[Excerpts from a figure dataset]
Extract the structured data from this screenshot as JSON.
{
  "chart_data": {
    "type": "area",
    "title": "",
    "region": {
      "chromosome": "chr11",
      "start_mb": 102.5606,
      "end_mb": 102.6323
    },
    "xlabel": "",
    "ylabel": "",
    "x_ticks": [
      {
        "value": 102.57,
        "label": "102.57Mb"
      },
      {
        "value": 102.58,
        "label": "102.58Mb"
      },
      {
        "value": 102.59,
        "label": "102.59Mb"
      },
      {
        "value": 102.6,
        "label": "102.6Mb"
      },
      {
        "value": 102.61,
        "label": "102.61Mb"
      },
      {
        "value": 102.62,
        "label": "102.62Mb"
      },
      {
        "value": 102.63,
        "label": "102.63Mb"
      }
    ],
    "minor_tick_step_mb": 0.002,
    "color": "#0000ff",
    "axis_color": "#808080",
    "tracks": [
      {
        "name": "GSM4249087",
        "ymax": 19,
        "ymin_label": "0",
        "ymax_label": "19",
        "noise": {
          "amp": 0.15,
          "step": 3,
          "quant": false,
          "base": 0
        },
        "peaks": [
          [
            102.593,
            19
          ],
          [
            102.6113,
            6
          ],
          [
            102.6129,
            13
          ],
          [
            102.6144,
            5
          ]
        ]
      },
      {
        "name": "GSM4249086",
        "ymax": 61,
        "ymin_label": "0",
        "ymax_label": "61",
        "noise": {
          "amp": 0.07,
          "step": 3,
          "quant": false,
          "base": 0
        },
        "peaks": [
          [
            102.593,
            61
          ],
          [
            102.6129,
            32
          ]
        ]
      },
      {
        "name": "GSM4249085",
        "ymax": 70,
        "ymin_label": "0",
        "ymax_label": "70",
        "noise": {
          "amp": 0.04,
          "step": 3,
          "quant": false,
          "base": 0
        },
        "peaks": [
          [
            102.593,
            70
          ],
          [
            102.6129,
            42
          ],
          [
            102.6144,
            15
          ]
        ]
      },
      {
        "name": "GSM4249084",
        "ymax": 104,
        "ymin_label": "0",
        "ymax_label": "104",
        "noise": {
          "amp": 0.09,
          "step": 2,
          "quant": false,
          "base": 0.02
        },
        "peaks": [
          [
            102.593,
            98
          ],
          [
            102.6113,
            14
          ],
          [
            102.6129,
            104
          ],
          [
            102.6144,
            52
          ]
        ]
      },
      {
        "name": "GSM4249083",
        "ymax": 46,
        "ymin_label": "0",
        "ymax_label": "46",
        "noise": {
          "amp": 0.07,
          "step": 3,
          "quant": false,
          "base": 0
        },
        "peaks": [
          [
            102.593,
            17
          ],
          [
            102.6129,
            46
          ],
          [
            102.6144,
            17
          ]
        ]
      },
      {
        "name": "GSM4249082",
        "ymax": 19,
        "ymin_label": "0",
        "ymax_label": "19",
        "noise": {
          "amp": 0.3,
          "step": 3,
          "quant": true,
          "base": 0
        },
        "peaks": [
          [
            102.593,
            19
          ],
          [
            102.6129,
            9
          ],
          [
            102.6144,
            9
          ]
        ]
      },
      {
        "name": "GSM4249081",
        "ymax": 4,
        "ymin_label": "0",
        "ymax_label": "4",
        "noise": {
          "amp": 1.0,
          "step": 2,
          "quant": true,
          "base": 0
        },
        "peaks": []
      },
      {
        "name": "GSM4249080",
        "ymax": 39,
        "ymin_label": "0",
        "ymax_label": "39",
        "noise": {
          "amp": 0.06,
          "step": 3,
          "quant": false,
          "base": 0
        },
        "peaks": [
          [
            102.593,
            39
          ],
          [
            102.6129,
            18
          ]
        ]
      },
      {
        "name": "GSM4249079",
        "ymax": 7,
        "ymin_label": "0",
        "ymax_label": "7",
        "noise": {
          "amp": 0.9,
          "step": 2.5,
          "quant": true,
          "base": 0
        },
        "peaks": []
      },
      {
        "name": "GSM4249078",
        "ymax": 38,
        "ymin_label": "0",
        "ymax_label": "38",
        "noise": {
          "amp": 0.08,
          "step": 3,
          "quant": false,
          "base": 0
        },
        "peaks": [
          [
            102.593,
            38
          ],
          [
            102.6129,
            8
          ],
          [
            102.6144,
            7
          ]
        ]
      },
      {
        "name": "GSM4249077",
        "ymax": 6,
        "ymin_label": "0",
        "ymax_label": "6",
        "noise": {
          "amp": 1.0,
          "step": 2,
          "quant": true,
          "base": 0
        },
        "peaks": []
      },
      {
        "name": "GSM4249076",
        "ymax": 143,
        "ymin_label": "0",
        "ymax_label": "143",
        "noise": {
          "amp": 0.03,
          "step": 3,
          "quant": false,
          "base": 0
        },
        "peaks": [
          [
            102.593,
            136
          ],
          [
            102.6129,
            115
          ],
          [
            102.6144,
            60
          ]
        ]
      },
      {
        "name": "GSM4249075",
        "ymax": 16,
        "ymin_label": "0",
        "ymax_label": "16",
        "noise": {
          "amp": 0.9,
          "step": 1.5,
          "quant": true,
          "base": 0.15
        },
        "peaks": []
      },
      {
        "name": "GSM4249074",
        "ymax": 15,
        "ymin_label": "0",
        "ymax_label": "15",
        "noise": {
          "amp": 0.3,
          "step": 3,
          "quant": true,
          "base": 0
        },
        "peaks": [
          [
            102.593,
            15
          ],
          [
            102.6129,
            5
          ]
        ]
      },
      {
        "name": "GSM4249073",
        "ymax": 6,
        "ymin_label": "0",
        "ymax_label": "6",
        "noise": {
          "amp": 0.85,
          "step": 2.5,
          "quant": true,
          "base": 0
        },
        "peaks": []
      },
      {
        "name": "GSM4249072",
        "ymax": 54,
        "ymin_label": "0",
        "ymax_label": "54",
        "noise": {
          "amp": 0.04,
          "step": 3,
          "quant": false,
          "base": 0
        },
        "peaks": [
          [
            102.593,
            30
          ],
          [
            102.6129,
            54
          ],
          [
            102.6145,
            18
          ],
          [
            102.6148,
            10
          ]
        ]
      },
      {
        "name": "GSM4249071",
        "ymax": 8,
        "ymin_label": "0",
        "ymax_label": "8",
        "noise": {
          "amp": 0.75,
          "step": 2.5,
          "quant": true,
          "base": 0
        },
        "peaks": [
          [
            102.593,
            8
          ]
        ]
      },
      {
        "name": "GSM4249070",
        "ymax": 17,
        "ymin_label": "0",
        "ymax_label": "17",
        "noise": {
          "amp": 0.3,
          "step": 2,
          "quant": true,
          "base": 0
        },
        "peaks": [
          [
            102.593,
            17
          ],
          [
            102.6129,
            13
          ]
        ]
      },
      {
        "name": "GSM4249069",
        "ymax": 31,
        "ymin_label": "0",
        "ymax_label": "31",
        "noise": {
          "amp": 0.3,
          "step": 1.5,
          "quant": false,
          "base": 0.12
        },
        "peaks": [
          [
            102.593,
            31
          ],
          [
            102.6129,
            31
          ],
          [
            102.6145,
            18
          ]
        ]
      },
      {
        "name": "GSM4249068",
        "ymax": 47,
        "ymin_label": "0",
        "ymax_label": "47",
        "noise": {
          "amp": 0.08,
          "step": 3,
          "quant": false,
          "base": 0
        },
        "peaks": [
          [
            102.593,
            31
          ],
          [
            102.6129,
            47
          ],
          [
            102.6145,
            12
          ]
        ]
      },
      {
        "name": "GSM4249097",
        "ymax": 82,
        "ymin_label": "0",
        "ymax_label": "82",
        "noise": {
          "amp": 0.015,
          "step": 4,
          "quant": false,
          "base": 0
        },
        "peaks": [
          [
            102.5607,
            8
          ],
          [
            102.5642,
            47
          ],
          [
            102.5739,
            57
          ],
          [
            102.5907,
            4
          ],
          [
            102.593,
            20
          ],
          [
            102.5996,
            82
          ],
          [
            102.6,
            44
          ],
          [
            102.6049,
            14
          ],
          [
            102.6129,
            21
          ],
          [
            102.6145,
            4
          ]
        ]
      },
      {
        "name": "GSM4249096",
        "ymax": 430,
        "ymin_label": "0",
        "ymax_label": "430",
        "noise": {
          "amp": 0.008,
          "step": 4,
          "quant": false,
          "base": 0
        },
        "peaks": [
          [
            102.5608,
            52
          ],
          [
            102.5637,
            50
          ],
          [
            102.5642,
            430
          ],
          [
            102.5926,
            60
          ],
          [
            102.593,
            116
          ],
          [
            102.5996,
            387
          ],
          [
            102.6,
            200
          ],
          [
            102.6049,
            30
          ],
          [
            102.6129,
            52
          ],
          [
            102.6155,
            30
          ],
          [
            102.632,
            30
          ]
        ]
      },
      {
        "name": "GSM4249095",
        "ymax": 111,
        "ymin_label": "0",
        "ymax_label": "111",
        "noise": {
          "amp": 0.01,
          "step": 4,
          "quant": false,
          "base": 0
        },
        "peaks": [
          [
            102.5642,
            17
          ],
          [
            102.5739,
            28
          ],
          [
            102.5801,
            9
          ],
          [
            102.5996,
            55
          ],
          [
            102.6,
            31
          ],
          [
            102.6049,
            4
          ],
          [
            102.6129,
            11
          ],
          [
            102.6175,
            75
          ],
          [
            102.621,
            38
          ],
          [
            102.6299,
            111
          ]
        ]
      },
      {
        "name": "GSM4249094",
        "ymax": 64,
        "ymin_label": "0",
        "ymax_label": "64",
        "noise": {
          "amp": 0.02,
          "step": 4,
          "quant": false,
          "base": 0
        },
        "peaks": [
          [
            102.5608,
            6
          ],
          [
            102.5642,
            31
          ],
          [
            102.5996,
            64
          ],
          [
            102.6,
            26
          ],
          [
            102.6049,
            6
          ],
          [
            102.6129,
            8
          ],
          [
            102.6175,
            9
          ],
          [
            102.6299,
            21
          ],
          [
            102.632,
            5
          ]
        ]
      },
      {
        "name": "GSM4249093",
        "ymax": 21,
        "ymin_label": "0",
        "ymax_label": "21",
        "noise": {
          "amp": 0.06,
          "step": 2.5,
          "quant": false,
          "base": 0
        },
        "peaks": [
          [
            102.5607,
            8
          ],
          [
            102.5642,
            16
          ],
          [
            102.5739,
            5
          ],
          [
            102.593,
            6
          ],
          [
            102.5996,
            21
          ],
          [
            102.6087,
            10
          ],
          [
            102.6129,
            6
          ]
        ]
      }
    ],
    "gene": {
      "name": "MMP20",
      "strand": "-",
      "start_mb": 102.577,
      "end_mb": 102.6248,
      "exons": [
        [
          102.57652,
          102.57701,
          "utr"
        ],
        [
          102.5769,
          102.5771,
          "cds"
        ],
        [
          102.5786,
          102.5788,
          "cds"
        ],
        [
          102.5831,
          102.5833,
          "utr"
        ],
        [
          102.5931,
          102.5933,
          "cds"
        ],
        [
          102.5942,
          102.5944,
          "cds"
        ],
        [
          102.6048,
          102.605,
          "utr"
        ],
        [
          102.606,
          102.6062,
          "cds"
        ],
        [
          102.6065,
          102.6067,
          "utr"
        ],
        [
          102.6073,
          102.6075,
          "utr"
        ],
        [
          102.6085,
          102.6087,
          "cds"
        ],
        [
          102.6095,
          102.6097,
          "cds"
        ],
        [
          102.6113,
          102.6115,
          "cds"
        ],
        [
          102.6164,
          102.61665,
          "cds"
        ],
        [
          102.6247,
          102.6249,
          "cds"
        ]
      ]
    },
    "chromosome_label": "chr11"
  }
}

**THE PROBLEM**. Your task is to gather every line with the word "value" and copy it.

**THE RESPONSE**.
        "value": 102.57,
        "value": 102.58,
        "value": 102.59,
        "value": 102.6,
        "value": 102.61,
        "value": 102.62,
        "value": 102.63,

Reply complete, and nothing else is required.